[Dataset records]
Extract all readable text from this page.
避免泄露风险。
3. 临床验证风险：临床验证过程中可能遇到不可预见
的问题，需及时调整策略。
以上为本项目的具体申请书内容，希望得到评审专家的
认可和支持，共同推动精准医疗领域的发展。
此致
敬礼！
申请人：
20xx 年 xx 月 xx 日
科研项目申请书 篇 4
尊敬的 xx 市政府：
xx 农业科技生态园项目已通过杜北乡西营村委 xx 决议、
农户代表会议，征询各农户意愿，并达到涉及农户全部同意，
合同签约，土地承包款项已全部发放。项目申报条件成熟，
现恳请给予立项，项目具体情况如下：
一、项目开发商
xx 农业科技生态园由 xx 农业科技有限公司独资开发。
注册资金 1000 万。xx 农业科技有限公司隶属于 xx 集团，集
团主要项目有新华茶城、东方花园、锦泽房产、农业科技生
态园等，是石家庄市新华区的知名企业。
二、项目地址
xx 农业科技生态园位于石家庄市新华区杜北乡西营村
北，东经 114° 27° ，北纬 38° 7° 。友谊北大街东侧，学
--
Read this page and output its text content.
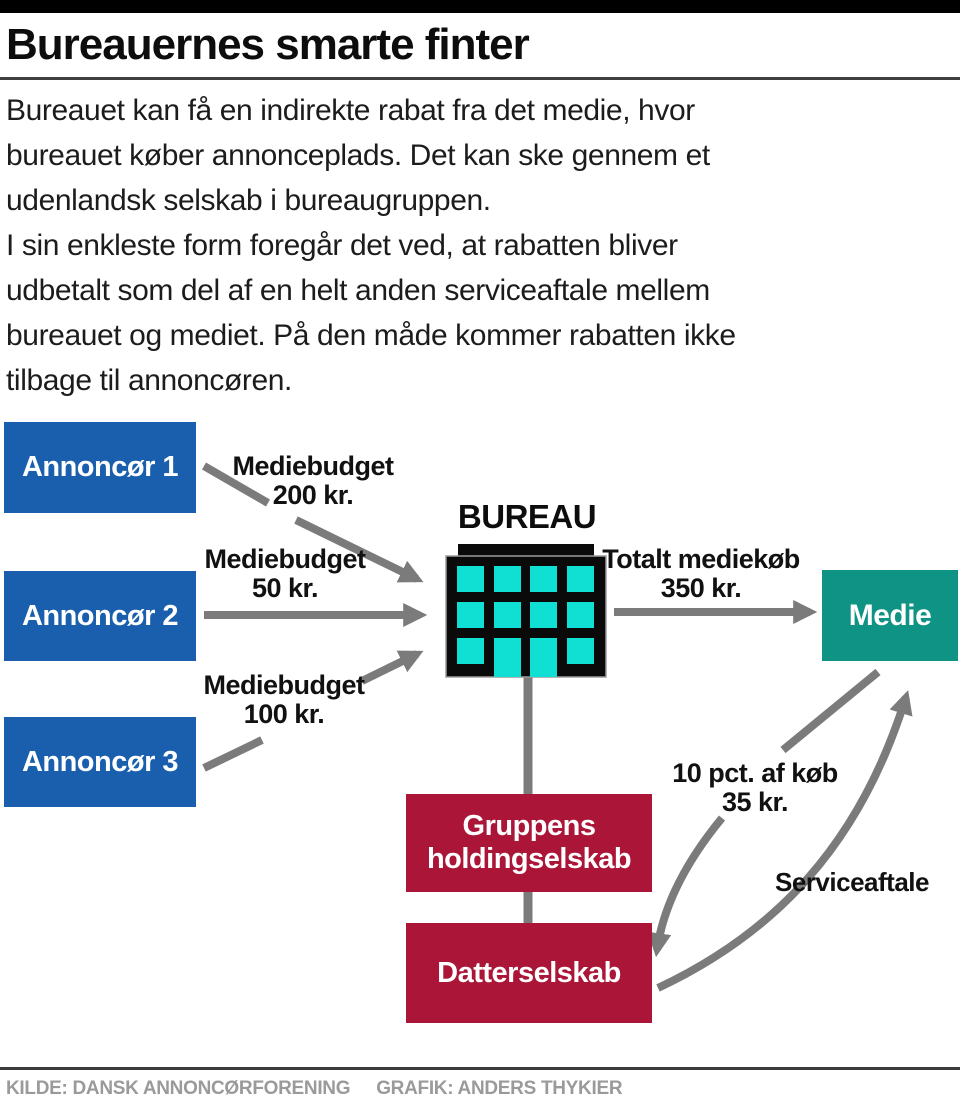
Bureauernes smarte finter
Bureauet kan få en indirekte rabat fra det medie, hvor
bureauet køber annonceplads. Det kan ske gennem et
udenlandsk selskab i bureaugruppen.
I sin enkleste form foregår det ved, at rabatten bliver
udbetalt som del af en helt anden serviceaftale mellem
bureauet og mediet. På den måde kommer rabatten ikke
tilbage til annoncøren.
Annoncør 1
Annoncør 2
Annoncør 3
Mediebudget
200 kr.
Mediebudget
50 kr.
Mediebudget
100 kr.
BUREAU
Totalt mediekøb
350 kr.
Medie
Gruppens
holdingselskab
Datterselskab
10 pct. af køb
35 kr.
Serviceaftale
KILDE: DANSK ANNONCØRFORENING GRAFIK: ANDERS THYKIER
---
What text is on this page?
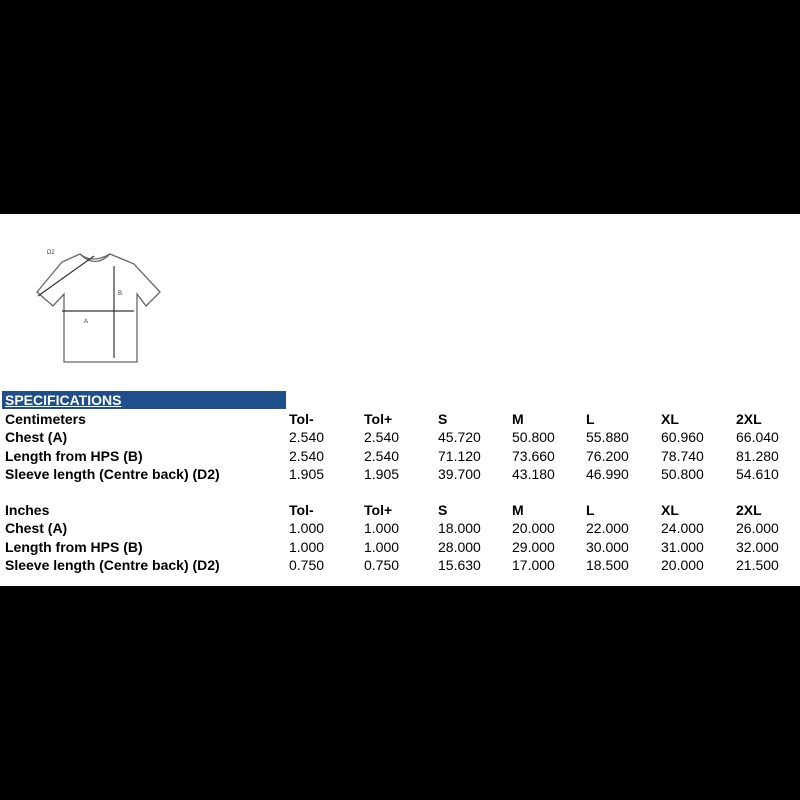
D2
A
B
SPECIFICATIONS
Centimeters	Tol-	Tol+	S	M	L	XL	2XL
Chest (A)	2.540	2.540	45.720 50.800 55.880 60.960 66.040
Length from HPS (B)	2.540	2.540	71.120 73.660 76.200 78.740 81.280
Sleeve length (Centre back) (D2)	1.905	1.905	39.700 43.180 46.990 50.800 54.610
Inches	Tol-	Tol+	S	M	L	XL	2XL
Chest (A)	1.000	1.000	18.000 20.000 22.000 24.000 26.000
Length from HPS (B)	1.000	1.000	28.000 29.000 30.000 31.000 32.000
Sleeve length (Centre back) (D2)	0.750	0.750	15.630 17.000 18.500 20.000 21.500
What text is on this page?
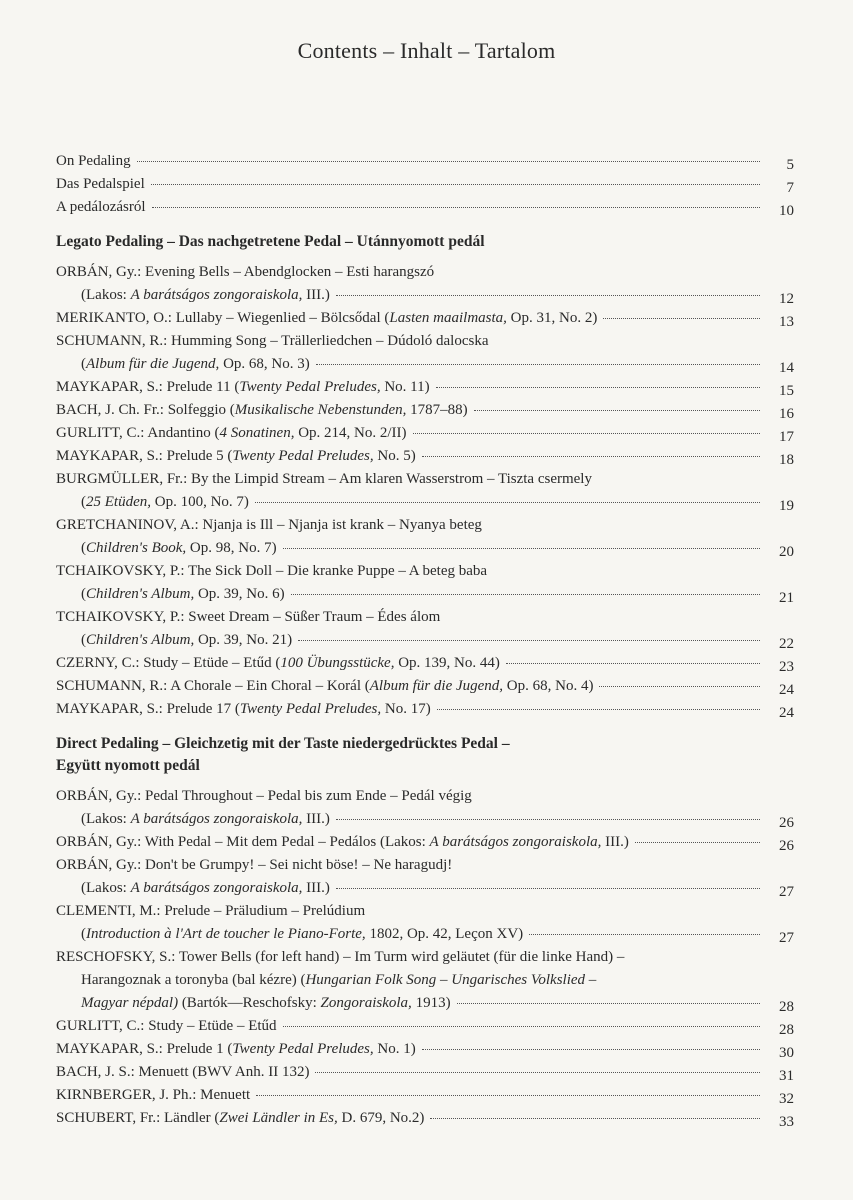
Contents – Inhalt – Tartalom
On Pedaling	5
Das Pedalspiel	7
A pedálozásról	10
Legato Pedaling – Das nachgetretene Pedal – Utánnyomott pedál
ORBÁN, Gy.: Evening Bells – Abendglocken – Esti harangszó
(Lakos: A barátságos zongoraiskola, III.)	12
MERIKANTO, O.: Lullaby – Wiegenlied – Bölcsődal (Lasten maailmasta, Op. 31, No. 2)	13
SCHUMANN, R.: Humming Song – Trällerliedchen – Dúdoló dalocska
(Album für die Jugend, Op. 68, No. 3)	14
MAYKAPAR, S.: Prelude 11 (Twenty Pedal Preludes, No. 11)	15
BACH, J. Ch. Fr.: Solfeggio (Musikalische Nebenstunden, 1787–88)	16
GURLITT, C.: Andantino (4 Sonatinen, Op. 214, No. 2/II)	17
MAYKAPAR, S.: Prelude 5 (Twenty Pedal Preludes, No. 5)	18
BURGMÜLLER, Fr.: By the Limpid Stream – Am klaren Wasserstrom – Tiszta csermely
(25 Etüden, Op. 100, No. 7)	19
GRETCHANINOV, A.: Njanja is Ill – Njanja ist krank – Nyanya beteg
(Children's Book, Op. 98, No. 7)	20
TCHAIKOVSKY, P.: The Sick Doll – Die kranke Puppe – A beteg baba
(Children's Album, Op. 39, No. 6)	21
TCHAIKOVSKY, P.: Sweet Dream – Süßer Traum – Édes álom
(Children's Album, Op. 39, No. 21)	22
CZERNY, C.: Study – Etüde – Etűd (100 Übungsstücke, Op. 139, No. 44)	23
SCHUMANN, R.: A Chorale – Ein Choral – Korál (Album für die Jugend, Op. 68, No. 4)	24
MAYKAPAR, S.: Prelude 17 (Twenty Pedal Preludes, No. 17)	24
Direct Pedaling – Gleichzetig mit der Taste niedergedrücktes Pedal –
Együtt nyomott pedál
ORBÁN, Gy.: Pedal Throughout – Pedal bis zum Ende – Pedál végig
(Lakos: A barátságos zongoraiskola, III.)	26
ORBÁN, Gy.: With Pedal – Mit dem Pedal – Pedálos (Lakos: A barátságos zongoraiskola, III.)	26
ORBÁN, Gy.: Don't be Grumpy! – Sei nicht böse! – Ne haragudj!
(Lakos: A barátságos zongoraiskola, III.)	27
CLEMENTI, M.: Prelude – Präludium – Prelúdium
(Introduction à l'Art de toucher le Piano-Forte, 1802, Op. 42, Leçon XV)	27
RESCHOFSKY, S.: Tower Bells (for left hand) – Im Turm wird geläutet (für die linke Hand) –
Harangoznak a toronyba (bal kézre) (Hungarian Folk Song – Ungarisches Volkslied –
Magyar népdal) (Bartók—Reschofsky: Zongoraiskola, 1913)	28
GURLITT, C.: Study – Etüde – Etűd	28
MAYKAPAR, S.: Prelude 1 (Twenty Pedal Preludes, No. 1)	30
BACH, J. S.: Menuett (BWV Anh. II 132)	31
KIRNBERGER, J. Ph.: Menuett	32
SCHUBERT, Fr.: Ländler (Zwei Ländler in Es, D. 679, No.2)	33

DO THIS: Collect each line of the entries that has the word "Menuett", copying it in full.

THE OUTPUT:
BACH, J. S.: Menuett (BWV Anh. II 132)	31
KIRNBERGER, J. Ph.: Menuett	32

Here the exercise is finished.